▶ [Problems to solve]:
[1] In the post on the people you associate with, rewrite the paragraph that begins "They discourage you because" as a short bulleted list that keeps its main facts.
[2] Decide whether each statement agrees with the post on the people you associate with. Answer yes or no for each, and quote the words from the post that settle it.
(a) The writer advises abandoning friendships with negative people.
(b) The writer keeps only limited contact with draining friends.
(c) Some supportive people leave you feeling like you can do anything.
[3] According to the post on the people you associate with, what must you do to become more successful?

Posted by John | Filed under Steve's Corner
To break it down to its most basic form, the people you are associating with are either building you up (Encouraging and supportive) or dragging you down (discouraging you, non-supportive). I know it sounds so brutal, but it’s true. There are some people who are so supportive, they leave you feeling like you can do anything. Their belief in you instantly propels you to higher levels. Then there are other people who are so blinded by their own fears, limiting beliefs and lack of direction, that over time, they rub off on you… in a toxic or negative way.
They discourage you because they lack their own courage. Sometimes this is painfully obvious and sometimes this is subtle. This does not mean you should abandon your friendships, rather become conscious and selective about where you are investing your time and energy and with whom. I have lifelong friends whom I love dearly, but I feel drained whenever I am around them. They seem to experience the same problems that cycle over and over in their life and they never seem to take responsibility or seek solutions in their own behavior or choices. They don’t read, they don’t listen to self-improvement programs or take action to change their circumstances. They gradually nudge you off course with their negativity.
With those people, I learned to have limited associations. I am able to stay connected but without the negative effects. To become more successful, you’ve got to get around more successful people. This is where you will form many new alliances with other like-minded, big thinkers. One idea, one suggestion or one introduction to a new associate can change your entire life. You cannot afford to spend time with blamers and complainers. I’m telling you, it will rub off on you.

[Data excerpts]
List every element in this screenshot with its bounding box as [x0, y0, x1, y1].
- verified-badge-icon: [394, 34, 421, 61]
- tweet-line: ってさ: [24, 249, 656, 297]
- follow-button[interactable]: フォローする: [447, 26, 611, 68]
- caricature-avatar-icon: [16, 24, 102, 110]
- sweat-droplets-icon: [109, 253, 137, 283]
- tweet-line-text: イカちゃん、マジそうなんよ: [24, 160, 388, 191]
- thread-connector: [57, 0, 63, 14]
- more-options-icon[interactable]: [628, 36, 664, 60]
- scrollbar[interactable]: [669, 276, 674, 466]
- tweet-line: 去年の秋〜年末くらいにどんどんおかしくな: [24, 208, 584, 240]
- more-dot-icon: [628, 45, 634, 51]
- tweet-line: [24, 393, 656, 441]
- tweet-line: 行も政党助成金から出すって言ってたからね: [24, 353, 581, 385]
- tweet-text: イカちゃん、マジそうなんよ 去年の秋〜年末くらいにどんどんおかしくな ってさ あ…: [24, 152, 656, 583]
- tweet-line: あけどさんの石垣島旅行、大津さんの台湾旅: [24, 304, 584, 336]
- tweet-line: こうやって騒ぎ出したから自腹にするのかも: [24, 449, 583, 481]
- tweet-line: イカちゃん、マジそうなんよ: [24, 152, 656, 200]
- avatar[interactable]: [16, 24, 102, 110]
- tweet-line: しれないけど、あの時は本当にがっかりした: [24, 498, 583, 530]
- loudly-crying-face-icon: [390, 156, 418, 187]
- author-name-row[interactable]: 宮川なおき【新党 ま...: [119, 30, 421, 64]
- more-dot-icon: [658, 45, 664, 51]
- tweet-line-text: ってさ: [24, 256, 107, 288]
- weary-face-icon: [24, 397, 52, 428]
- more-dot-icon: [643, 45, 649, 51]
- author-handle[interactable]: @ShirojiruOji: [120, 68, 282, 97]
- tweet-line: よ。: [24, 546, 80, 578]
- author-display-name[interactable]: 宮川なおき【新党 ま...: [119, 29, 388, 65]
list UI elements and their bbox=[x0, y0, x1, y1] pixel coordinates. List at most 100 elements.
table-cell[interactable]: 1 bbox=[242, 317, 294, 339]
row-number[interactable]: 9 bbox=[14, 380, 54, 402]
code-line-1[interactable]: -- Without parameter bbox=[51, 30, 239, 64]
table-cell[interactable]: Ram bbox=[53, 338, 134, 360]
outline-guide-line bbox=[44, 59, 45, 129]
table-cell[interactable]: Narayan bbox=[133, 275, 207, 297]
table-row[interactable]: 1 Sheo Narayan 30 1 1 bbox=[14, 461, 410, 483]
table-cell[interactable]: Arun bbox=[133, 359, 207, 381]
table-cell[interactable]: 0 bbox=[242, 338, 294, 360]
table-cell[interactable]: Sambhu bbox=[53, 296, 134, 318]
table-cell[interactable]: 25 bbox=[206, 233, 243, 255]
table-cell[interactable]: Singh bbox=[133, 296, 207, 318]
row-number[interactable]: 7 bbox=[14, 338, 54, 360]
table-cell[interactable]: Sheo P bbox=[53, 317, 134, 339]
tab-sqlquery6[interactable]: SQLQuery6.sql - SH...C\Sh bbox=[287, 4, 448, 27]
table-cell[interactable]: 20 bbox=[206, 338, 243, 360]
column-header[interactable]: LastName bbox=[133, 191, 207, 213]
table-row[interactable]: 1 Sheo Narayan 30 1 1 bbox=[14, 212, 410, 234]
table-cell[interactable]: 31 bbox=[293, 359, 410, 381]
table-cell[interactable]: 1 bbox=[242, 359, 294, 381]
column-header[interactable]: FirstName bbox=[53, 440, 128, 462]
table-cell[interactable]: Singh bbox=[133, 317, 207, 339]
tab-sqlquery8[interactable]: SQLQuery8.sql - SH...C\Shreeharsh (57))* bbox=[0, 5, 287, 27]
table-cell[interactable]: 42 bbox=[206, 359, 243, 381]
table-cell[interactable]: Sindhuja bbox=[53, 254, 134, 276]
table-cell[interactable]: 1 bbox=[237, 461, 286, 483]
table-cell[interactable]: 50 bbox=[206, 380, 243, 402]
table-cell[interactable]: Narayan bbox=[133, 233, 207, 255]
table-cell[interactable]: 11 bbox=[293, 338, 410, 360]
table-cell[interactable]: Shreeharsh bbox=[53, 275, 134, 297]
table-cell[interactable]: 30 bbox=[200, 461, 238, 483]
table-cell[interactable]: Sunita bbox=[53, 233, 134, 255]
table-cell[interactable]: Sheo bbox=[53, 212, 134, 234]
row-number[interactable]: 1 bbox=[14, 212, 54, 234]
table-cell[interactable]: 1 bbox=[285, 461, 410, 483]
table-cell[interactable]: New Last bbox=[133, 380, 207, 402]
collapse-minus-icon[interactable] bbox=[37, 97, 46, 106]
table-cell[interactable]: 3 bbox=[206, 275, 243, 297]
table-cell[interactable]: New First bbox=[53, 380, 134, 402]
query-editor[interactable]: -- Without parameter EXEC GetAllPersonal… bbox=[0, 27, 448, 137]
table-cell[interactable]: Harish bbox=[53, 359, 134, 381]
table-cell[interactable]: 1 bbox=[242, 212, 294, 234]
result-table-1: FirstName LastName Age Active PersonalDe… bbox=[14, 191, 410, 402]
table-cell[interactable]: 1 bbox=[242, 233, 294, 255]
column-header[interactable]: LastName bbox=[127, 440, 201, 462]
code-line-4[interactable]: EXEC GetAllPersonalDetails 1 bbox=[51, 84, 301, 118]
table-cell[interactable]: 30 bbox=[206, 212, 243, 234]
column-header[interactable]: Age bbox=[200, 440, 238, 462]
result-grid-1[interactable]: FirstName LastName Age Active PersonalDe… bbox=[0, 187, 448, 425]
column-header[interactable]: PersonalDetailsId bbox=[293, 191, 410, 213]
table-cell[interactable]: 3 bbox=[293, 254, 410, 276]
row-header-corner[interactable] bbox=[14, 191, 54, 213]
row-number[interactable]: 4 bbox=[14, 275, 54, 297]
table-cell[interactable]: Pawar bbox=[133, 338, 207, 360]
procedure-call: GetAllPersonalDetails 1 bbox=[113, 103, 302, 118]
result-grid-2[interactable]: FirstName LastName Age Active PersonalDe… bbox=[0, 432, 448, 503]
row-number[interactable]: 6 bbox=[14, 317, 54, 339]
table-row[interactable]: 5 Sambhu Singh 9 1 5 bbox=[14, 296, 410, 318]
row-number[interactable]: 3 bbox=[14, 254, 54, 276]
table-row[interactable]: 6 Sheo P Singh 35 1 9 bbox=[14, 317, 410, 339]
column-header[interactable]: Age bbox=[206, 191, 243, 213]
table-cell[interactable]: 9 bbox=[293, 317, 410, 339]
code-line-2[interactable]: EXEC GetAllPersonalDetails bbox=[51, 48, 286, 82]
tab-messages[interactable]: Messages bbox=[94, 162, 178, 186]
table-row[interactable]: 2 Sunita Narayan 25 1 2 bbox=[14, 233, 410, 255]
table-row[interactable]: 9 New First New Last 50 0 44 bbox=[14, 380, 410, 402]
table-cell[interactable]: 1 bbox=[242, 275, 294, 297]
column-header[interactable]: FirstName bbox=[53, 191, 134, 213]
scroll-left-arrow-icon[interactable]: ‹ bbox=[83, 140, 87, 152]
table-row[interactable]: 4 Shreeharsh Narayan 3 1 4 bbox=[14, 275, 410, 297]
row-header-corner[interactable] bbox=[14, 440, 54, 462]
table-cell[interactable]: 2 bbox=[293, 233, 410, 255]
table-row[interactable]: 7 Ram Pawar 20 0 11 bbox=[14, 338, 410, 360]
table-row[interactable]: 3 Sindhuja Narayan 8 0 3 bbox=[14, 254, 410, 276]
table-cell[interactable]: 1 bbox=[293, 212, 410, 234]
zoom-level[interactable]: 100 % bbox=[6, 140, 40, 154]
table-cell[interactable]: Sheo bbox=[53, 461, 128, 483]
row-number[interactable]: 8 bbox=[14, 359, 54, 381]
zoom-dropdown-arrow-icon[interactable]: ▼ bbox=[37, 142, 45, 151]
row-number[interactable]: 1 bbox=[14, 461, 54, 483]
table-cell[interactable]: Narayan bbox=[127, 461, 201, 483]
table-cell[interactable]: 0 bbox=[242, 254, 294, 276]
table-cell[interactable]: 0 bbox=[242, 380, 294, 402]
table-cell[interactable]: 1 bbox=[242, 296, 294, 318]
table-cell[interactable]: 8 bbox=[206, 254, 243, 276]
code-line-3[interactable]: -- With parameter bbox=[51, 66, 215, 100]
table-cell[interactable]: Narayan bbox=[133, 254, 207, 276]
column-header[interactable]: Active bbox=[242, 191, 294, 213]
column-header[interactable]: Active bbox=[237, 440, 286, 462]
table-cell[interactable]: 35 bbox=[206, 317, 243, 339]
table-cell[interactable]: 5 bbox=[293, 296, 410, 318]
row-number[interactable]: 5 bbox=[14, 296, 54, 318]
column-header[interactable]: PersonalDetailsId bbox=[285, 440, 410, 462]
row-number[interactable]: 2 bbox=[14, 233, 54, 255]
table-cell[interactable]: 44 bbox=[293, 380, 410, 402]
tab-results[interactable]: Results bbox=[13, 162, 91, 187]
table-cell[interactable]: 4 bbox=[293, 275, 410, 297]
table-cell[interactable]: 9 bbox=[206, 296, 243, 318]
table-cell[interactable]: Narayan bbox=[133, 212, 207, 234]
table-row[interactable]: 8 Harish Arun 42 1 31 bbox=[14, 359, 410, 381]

▶ [Your responses]:
[1]
- Discouraging people lack courage of their own, which is sometimes obvious and sometimes subtle.
- You don't need to abandon friendships. Instead, be conscious and selective about where your time and energy go, and with whom.
- The writer has lifelong friends who are loved dearly but leave the writer feeling drained.
- These friends repeat the same problems, never take responsibility, and never look for solutions in their own behavior or choices.
- They don't read, don't listen to self-improvement programs, and don't act to change their circumstances.
- Their negativity gradually nudges you off course.

[2]
(a) No: "This does not mean you should abandon your friendships"
(b) Yes: "With those people, I learned to have limited associations."
(c) Yes: "There are some people who are so supportive, they leave you feeling like you can do anything."

[3] You've got to get around more successful people.